*STATED GOAL:*
Extract every line where the string "지정합니다" appears.
━━ DATA ━━
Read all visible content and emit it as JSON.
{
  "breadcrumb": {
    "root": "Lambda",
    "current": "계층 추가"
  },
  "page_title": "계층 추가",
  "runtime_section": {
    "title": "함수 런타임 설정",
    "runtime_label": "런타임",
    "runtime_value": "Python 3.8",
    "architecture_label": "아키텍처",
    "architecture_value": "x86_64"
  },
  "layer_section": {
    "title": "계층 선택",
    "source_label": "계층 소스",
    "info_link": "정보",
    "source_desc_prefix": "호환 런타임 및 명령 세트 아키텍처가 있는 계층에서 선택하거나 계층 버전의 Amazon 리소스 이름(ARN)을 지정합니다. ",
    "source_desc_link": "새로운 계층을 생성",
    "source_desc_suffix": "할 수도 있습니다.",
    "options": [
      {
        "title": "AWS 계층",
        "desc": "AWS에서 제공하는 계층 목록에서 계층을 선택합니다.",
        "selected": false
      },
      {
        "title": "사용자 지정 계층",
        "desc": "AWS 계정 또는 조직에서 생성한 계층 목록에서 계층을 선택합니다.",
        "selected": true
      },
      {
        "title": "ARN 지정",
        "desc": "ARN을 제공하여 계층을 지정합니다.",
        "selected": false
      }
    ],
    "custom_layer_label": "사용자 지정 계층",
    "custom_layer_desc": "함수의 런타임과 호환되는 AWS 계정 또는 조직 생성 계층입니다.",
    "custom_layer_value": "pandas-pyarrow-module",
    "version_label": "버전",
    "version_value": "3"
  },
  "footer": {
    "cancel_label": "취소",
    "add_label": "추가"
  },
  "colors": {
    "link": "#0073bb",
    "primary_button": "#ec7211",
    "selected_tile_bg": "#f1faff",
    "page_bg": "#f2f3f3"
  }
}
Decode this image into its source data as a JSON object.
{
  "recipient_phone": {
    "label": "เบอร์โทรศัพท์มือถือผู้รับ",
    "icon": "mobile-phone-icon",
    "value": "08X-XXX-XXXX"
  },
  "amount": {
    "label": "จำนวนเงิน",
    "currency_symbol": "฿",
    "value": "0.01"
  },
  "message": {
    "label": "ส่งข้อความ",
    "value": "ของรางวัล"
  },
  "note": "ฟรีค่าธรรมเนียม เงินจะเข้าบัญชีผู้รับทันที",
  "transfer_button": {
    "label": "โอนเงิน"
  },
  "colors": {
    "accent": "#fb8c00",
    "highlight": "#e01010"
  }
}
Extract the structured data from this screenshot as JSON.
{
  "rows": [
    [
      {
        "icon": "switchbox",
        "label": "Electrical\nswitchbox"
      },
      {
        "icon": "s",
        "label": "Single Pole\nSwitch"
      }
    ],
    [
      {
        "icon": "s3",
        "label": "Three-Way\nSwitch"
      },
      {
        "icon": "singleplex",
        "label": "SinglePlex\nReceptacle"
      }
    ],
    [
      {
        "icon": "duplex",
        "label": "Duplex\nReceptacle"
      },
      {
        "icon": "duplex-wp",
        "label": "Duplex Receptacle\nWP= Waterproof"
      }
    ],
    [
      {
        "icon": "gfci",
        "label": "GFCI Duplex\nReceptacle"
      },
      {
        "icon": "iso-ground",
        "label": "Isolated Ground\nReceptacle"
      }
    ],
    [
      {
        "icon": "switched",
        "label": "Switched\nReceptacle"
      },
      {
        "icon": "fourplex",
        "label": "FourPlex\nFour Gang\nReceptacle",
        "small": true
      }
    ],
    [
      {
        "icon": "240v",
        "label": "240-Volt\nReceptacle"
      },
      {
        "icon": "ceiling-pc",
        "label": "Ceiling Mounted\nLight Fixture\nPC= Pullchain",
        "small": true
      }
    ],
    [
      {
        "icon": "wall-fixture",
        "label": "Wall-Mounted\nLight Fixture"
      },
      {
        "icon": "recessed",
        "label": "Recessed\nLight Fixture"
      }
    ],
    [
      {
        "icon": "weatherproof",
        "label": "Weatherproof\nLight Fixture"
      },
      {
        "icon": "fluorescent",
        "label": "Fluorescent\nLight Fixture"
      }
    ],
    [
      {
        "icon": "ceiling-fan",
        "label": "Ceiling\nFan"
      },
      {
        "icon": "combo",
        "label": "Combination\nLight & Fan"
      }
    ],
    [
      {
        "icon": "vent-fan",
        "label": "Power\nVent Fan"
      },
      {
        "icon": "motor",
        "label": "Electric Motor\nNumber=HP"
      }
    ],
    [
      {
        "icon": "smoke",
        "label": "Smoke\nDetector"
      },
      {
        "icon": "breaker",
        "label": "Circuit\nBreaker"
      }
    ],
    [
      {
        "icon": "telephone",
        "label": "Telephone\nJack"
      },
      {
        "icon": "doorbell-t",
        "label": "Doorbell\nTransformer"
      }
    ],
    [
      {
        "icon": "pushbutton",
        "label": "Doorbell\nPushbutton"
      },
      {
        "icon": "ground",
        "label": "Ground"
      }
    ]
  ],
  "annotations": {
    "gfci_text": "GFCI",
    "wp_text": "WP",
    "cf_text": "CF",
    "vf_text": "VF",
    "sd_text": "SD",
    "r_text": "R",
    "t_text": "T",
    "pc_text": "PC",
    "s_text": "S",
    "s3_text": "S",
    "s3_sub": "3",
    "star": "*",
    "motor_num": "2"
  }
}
━━━
*FINAL ANSWER:*
    "source_desc_prefix": "호환 런타임 및 명령 세트 아키텍처가 있는 계층에서 선택하거나 계층 버전의 Amazon 리소스 이름(ARN)을 지정합니다. ",
        "desc": "ARN을 제공하여 계층을 지정합니다.",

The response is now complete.